REQUIRED TASK:
Lines holding the string "social" are the ones to copy from this listing.

MATERIAL SHOWN:
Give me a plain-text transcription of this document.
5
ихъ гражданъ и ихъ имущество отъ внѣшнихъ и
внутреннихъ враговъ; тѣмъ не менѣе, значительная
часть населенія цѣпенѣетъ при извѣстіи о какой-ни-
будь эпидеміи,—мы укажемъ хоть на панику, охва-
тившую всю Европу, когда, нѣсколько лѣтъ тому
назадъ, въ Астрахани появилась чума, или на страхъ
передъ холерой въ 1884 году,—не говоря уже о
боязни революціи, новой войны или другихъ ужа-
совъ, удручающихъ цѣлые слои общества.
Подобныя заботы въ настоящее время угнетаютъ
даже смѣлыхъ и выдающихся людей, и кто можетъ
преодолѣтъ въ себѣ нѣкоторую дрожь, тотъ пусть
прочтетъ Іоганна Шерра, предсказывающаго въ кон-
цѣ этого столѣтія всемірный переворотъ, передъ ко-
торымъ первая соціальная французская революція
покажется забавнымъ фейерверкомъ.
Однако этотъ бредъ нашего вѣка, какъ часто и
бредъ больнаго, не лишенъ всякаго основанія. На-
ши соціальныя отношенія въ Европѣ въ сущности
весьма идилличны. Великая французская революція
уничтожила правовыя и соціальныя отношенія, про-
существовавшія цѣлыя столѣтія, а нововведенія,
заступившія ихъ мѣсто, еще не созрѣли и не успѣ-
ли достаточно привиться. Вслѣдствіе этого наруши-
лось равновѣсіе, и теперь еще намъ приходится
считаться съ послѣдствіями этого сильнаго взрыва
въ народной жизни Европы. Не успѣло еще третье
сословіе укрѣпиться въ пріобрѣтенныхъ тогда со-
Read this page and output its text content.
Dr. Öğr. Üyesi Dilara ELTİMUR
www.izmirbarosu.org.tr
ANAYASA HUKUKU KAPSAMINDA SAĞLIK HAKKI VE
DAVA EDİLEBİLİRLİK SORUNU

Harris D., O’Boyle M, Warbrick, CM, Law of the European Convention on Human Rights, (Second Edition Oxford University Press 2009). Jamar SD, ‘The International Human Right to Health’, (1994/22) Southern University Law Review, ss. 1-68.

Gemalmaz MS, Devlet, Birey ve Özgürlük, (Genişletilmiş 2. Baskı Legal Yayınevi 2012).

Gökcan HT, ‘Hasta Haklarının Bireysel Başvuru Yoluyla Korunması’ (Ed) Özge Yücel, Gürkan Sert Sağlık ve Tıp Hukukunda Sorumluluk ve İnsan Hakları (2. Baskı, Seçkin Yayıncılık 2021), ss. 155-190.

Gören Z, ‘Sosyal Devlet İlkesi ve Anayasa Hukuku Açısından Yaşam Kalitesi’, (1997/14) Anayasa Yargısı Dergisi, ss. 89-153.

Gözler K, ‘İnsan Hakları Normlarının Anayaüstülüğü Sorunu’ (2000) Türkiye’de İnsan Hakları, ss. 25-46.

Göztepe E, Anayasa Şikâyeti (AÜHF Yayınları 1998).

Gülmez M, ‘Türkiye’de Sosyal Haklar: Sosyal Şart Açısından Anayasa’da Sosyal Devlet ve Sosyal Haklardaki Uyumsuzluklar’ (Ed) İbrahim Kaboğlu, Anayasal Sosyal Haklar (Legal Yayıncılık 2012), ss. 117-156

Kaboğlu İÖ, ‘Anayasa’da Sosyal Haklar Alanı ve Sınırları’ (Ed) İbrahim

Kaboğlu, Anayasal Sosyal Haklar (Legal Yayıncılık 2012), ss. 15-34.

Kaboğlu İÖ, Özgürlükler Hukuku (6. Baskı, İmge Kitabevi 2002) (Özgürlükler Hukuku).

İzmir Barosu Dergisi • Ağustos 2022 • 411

...

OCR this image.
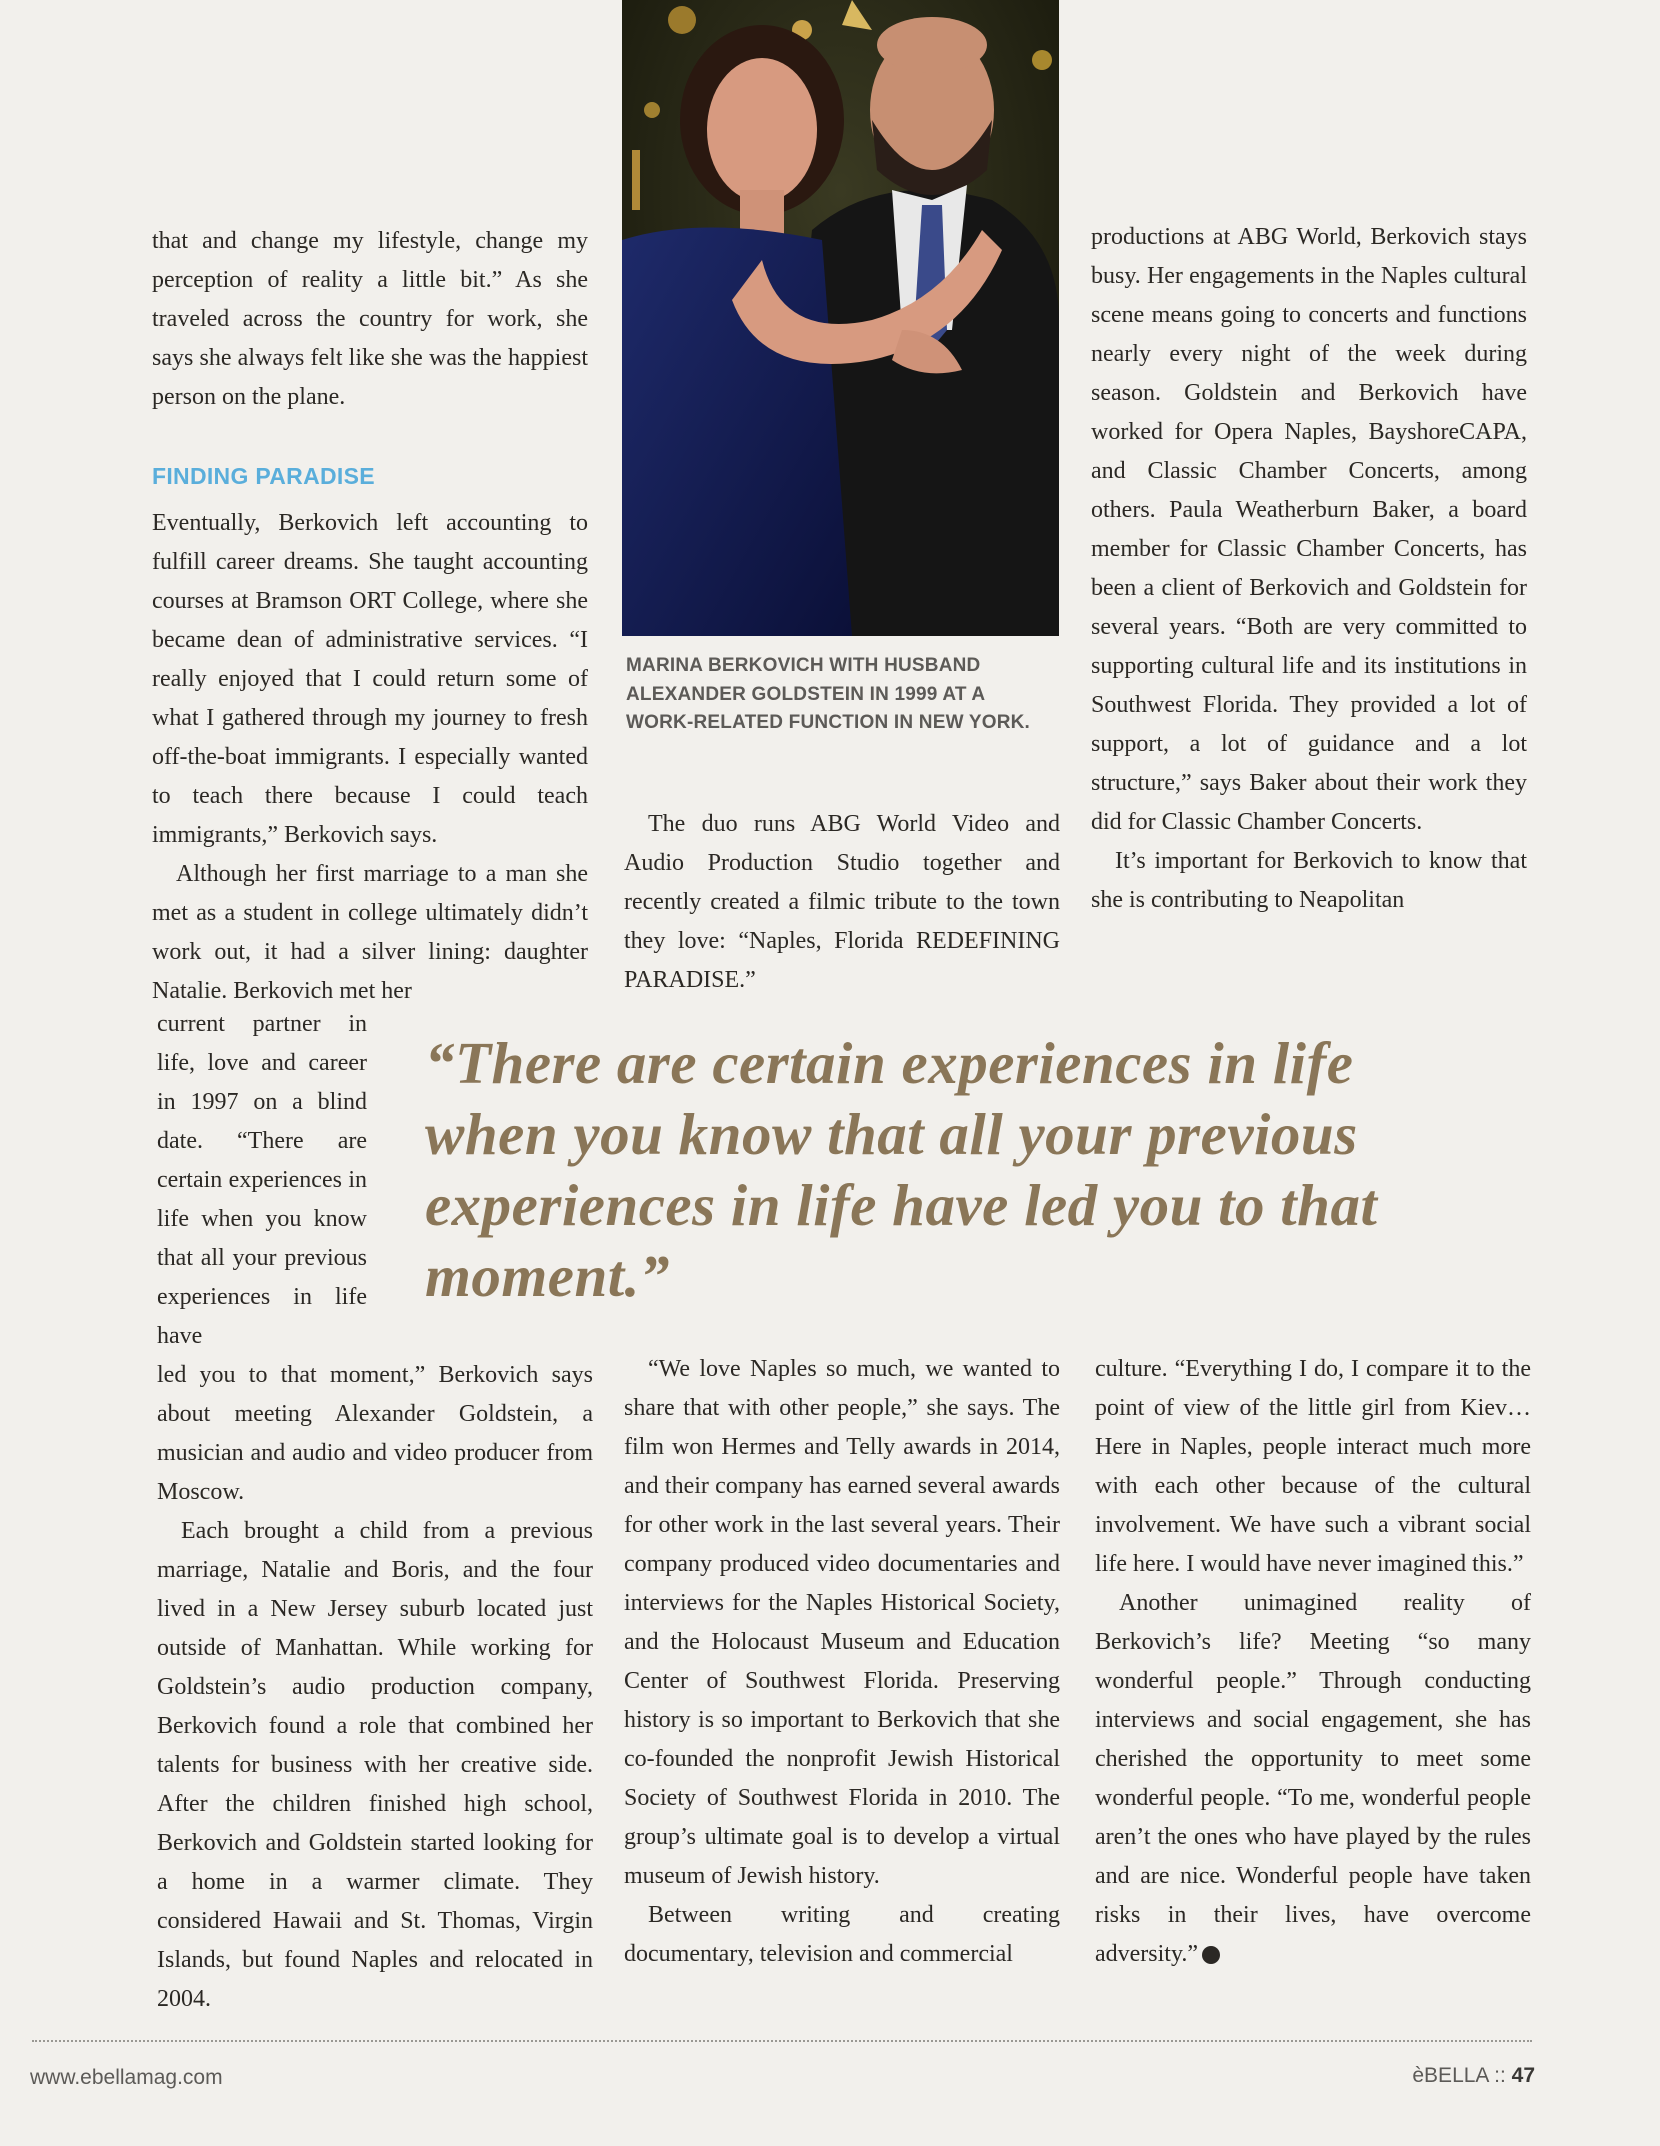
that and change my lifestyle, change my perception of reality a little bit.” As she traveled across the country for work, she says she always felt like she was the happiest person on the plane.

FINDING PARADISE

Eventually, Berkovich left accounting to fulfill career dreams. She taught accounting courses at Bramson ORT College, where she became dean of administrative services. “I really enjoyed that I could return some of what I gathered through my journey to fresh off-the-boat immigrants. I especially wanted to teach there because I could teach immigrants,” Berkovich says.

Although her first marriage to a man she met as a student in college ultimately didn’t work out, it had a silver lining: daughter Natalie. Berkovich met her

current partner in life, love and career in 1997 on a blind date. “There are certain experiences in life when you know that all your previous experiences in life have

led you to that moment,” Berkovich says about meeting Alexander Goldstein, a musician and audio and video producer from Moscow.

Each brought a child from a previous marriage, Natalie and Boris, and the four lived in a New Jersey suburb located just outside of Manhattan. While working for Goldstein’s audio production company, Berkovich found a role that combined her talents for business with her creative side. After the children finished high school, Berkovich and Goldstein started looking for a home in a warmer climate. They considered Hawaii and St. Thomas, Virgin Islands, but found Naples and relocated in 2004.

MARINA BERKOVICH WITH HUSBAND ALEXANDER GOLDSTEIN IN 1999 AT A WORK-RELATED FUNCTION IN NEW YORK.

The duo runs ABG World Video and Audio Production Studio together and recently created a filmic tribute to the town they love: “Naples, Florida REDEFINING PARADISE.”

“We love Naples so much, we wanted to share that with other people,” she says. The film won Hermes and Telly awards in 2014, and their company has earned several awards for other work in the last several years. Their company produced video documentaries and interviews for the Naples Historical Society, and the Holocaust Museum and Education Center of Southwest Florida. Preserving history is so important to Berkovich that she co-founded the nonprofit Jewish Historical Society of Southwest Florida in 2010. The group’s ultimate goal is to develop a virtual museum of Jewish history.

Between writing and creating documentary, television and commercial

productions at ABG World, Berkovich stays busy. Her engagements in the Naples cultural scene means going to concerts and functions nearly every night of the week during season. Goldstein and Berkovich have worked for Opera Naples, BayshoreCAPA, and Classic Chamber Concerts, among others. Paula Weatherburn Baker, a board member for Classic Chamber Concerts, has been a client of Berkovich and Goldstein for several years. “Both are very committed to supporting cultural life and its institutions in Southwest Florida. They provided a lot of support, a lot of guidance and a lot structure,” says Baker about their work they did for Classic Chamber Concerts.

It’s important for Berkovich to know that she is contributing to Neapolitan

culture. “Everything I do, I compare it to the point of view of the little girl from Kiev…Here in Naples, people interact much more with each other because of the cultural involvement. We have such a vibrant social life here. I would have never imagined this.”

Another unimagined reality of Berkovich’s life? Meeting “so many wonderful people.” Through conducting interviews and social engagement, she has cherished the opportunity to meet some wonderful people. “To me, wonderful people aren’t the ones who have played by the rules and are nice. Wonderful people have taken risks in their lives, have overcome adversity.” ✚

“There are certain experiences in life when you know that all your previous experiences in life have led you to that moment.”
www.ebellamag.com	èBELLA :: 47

ANSWER TO THIS EXERCISE:
culture. “Everything I do, I compare it to the point of view of the little girl from Kiev…Here in Naples, people interact much more with each other because of the cultural involvement. We have such a vibrant social life here. I would have never imagined this.”
Another unimagined reality of Berkovich’s life? Meeting “so many wonderful people.” Through conducting interviews and social engagement, she has cherished the opportunity to meet some wonderful people. “To me, wonderful people aren’t the ones who have played by the rules and are nice. Wonderful people have taken risks in their lives, have overcome adversity.” ✚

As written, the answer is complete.